* [Instruction]:
Do any lines in the data below contain "JSON"? If so, copy every one of them.

* [Record list]:
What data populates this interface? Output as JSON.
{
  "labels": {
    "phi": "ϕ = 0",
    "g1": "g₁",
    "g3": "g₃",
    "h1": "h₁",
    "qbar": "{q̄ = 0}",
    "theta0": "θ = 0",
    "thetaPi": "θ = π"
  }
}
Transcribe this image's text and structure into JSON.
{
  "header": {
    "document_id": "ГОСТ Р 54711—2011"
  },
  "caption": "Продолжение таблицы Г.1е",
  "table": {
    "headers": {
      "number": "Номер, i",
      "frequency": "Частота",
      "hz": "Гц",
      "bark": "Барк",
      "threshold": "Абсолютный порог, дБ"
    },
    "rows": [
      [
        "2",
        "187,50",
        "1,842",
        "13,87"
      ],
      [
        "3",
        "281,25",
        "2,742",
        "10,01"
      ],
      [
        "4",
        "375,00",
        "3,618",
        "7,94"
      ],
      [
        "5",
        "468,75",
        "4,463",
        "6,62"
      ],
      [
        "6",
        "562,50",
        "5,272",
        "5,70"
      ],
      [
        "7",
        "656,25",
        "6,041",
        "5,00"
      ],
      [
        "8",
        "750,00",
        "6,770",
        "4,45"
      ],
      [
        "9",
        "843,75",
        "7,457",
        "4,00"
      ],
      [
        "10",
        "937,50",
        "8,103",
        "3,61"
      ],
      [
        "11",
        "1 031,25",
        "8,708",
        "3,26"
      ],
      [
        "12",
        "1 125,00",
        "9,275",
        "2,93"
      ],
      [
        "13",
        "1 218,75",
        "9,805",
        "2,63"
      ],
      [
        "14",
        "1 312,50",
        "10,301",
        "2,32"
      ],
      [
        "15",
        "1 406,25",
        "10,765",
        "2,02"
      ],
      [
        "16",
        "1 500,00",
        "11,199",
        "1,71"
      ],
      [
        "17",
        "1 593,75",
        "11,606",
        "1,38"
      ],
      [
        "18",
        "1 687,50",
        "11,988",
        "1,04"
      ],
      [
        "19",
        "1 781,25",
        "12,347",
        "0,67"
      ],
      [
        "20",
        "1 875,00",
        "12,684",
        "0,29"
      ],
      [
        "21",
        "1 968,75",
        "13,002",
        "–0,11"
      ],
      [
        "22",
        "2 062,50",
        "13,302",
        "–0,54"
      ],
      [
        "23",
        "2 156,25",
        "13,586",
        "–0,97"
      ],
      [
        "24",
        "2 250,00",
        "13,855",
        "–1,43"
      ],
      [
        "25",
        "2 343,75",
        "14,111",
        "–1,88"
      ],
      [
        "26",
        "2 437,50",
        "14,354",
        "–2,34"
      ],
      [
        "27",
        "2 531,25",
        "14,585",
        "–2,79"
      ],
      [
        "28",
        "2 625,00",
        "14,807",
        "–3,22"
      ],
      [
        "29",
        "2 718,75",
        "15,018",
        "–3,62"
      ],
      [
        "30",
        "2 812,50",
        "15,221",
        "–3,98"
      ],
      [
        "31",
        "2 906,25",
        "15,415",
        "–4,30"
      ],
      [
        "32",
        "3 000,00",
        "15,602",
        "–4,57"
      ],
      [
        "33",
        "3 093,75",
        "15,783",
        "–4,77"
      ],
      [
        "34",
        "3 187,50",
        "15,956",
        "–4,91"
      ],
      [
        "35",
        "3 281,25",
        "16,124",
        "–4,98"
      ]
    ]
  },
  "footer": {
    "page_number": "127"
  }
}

* [Exercise result]:
What data populates this interface? Output as JSON.
Transcribe this image's text and structure into JSON.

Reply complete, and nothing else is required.